*** SUPPLIED INFORMATION

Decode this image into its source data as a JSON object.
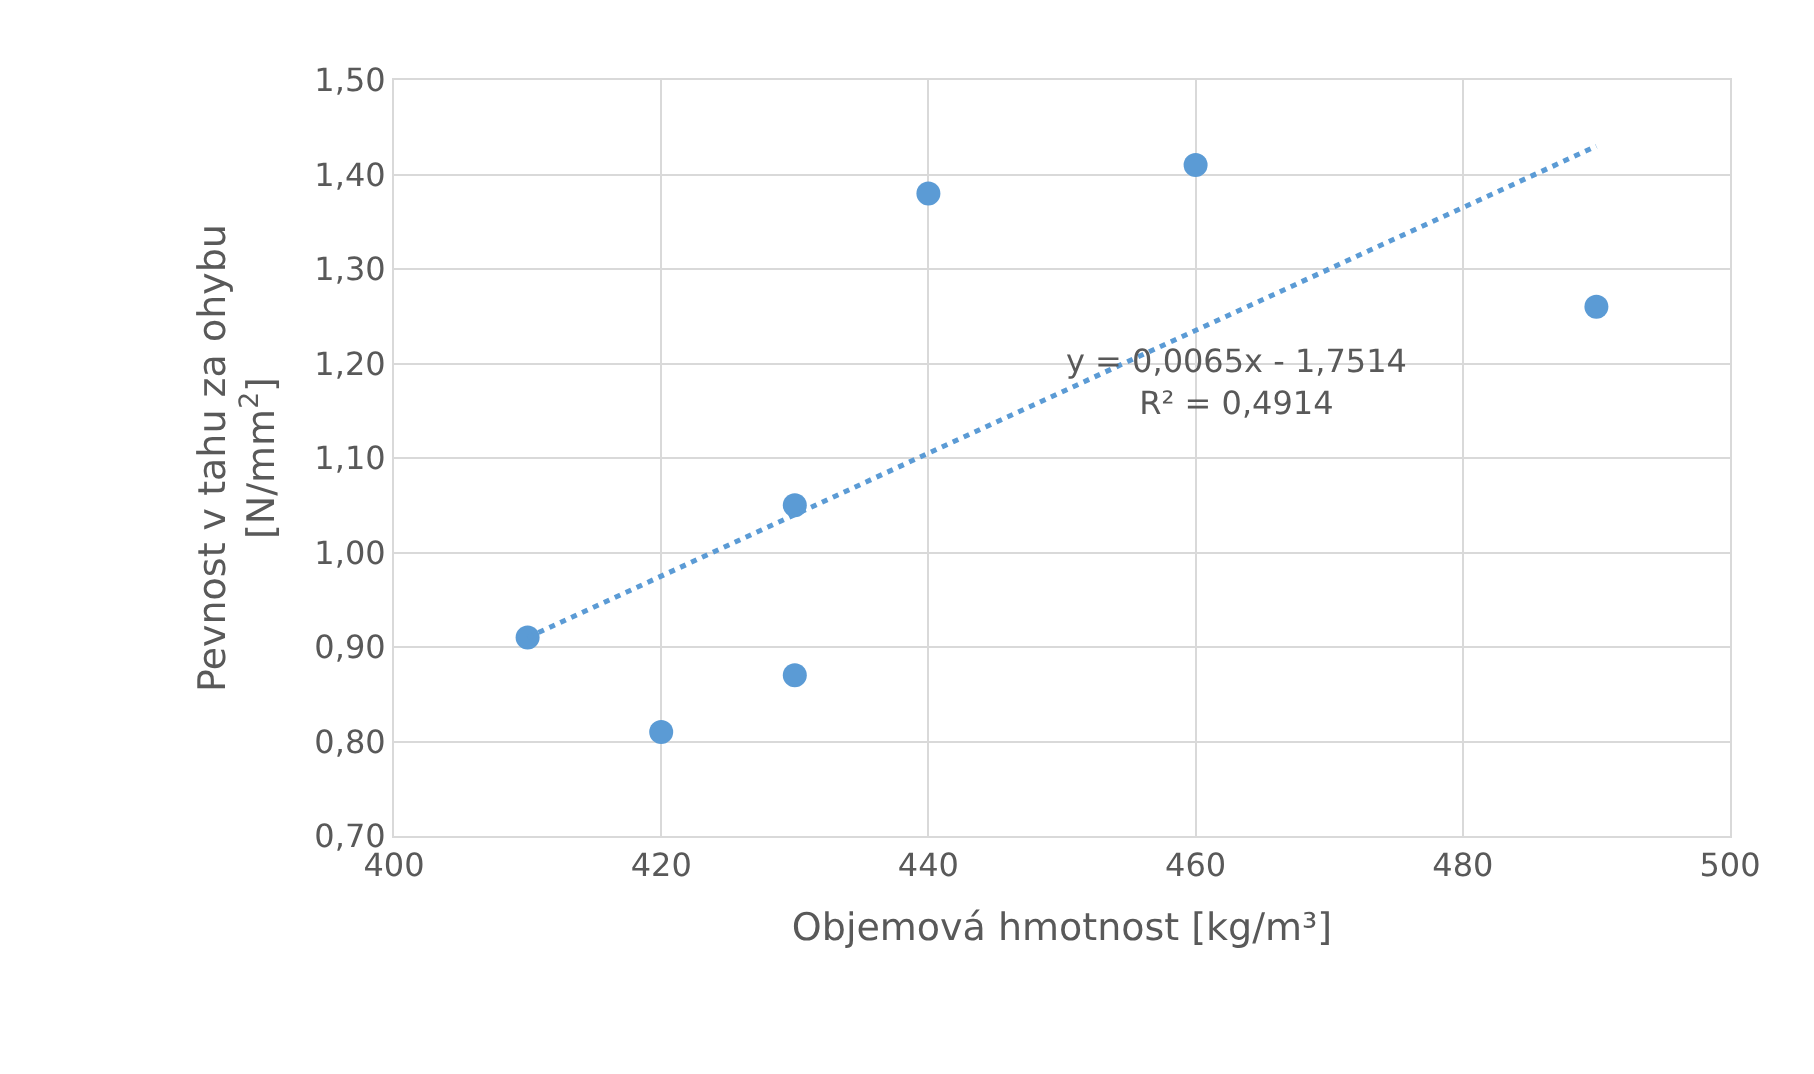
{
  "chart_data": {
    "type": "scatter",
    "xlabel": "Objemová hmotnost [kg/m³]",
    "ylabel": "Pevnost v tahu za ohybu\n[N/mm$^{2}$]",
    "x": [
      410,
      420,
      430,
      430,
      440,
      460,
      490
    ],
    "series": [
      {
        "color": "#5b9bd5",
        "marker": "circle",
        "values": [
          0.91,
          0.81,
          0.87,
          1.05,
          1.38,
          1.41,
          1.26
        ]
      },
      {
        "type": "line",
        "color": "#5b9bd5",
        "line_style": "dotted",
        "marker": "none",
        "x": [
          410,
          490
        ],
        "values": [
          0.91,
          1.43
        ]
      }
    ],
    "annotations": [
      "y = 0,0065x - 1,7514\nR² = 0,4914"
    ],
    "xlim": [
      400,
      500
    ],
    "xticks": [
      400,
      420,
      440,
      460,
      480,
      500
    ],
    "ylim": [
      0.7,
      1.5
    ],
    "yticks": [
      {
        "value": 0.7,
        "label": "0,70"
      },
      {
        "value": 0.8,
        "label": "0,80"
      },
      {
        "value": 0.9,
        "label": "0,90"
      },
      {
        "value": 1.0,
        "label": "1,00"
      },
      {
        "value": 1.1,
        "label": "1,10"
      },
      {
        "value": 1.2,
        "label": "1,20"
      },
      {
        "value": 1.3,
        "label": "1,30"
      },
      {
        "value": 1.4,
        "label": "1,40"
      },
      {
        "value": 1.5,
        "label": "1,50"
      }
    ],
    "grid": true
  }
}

******

● WHAT TO DO
Pictures stay out; repeat all the rest of the records exactly.

● RESULT BELOW
Decode this image into its source data as a JSON object.
{
  "chart_data": {
    "type": "scatter",
    "xlabel": "Objemová hmotnost [kg/m³]",
    "ylabel": "Pevnost v tahu za ohybu\n[N/mm$^{2}$]",
    "x": [
      410,
      420,
      430,
      430,
      440,
      460,
      490
    ],
    "series": [
      {
        "color": "#5b9bd5",
        "marker": "circle",
        "values": [
          0.91,
          0.81,
          0.87,
          1.05,
          1.38,
          1.41,
          1.26
        ]
      },
      {
        "type": "line",
        "color": "#5b9bd5",
        "line_style": "dotted",
        "marker": "none",
        "x": [
          410,
          490
        ],
        "values": [
          0.91,
          1.43
        ]
      }
    ],
    "annotations": [
      "y = 0,0065x - 1,7514\nR² = 0,4914"
    ],
    "xlim": [
      400,
      500
    ],
    "xticks": [
      400,
      420,
      440,
      460,
      480,
      500
    ],
    "ylim": [
      0.7,
      1.5
    ],
    "yticks": [
      {
        "value": 0.7,
        "label": "0,70"
      },
      {
        "value": 0.8,
        "label": "0,80"
      },
      {
        "value": 0.9,
        "label": "0,90"
      },
      {
        "value": 1.0,
        "label": "1,00"
      },
      {
        "value": 1.1,
        "label": "1,10"
      },
      {
        "value": 1.2,
        "label": "1,20"
      },
      {
        "value": 1.3,
        "label": "1,30"
      },
      {
        "value": 1.4,
        "label": "1,40"
      },
      {
        "value": 1.5,
        "label": "1,50"
      }
    ],
    "grid": true
  }
}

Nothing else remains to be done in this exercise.